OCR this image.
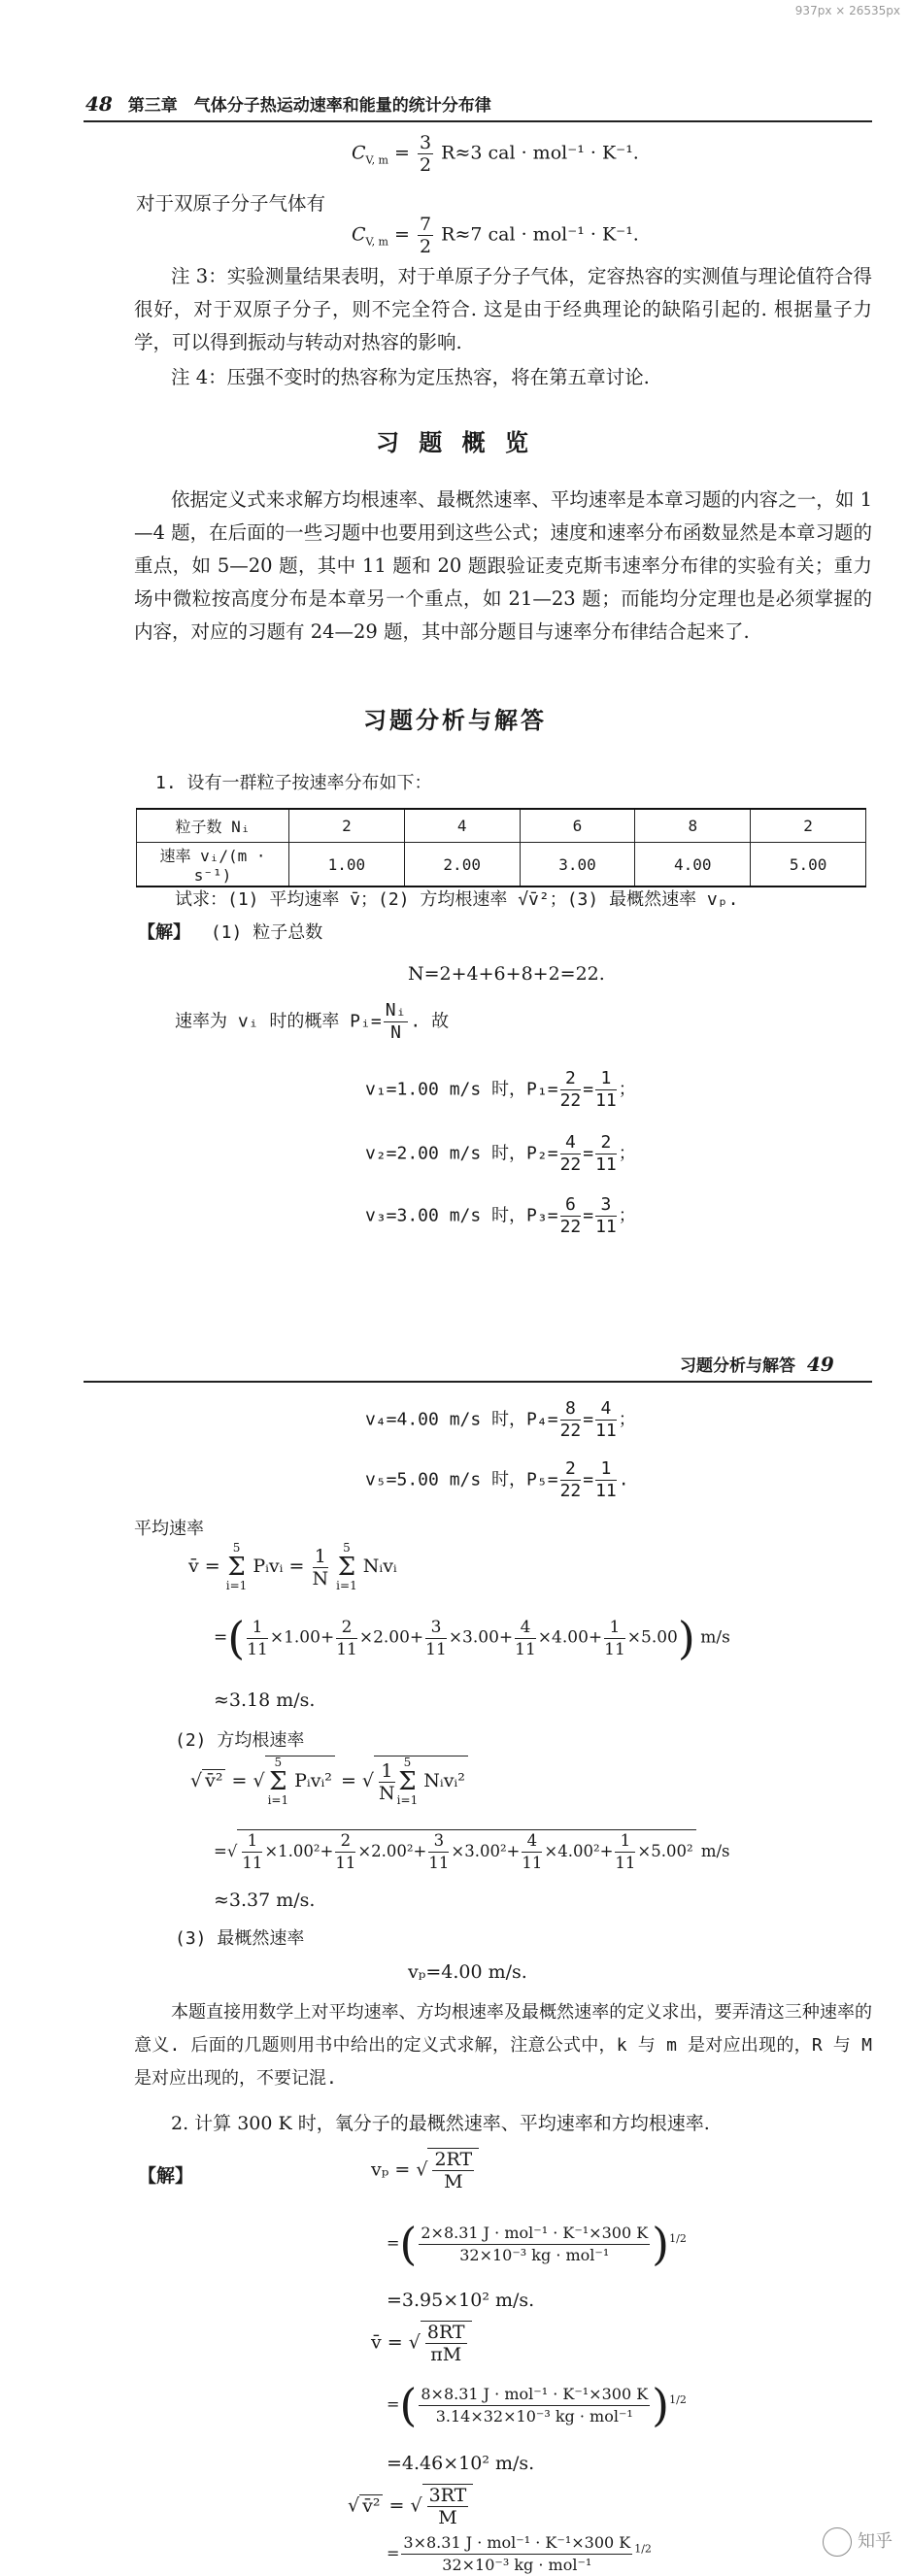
937px × 26535px
48 第三章　气体分子热运动速率和能量的统计分布律
$C_{V, m} = \frac{3}{2} R\approx 3$ cal · mol⁻¹ · K⁻¹.
对于双原子分子气体有
$C_{V, m} = \frac{7}{2} R\approx 7$ cal · mol⁻¹ · K⁻¹.
注 3：实验测量结果表明，对于单原子分子气体，定容热容的实测值与理论值符合得很好，对于双原子分子，则不完全符合. 这是由于经典理论的缺陷引起的. 根据量子力学，可以得到振动与转动对热容的影响.
注 4：压强不变时的热容称为定压热容，将在第五章讨论.
习 题 概 览
依据定义式来求解方均根速率、最概然速率、平均速率是本章习题的内容之一，如 1—4 题，在后面的一些习题中也要用到这些公式；速度和速率分布函数显然是本章习题的重点，如 5—20 题，其中 11 题和 20 题跟验证麦克斯韦速率分布律的实验有关；重力场中微粒按高度分布是本章另一个重点，如 21—23 题；而能均分定理也是必须掌握的内容，对应的习题有 24—29 题，其中部分题目与速率分布律结合起来了.
习题分析与解答
1. 设有一群粒子按速率分布如下：
粒子数 Nᵢ	2	4	6	8	2
速率 vᵢ/(m · s⁻¹)	1.00	2.00	3.00	4.00	5.00
试求：(1) 平均速率 v̄；(2) 方均根速率 √v̄²；(3) 最概然速率 vₚ.
【解】 (1) 粒子总数
N=2+4+6+8+2=22.
速率为 vᵢ 时的概率 Pᵢ= $\frac{\text{Nᵢ}}{N}$ . 故
v₁=1.00 m/s 时，$P_1= \frac{2}{22} = \frac{1}{11}$ ；
v₂=2.00 m/s 时，$P_2= \frac{4}{22} = \frac{2}{11}$ ；
v₃=3.00 m/s 时，$P_3= \frac{6}{22} = \frac{3}{11}$ ；
习题分析与解答 49
v₄=4.00 m/s 时，$P_4= \frac{8}{22} = \frac{4}{11}$ ；
v₅=5.00 m/s 时，$P_5= \frac{2}{22} = \frac{1}{11}$ .
平均速率
v̄ = 5
Σ
i=1 Pᵢvᵢ = $\frac{1}{N} 5$
Σ
i=1 Nᵢvᵢ
=( $\frac{1}{11} \times 1.00+ \frac{2}{11} \times 2.00+ \frac{3}{11} \times 3.00+ \frac{4}{11} \times 4.00+ \frac{1}{11} \times 5.00$) m/s
≈3.18 m/s.
(2) 方均根速率
√ v̄² = √5
Σ
i=1 Pᵢvᵢ² = √ $\frac{1}{N} 5$
Σ
i=1 Nᵢvᵢ²
=√ $\frac{1}{11} \times 1.00^2+ \frac{2}{11} \times 2.00^2+ \frac{3}{11} \times 3.00^2+ \frac{4}{11} \times 4.00^2+ \frac{1}{11} \times 5.00^2$ m/s
≈3.37 m/s.
(3) 最概然速率
vₚ=4.00 m/s.
本题直接用数学上对平均速率、方均根速率及最概然速率的定义求出，要弄清这三种速率的意义. 后面的几题则用书中给出的定义式求解，注意公式中，k 与 m 是对应出现的，R 与 M 是对应出现的，不要记混.
2. 计算 300 K 时，氧分子的最概然速率、平均速率和方均根速率.
【解】	vₚ = √ $\frac{2RT}{M}$
=( $\frac{\text{2×8.31 J · mol⁻¹ · K⁻¹×300 K}}{\text{32×10⁻³ kg · mol⁻¹}} )^{1/2}$
=3.95×10² m/s.
v̄ = √ $\frac{8RT}{\pi M}$
=( $\frac{\text{8×8.31 J · mol⁻¹ · K⁻¹×300 K}}{\text{3.14×32×10⁻³ kg · mol⁻¹}} )^{1/2}$
=4.46×10² m/s.
√ v̄² = √ $\frac{3RT}{M}$
= $\frac{\text{3×8.31 J · mol⁻¹ · K⁻¹×300 K}}{\text{32×10⁻³ kg · mol⁻¹}} ^{1/2}$	知乎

# # # # #

▶ **WHAT IS BEING ASKED**
Select every line of the material above holding the word "times" and copy it.

▶ **WRITTEN SOLUTION**
=( $\frac{1}{11} \times 1.00+ \frac{2}{11} \times 2.00+ \frac{3}{11} \times 3.00+ \frac{4}{11} \times 4.00+ \frac{1}{11} \times 5.00$) m/s
=√ $\frac{1}{11} \times 1.00^2+ \frac{2}{11} \times 2.00^2+ \frac{3}{11} \times 3.00^2+ \frac{4}{11} \times 4.00^2+ \frac{1}{11} \times 5.00^2$ m/s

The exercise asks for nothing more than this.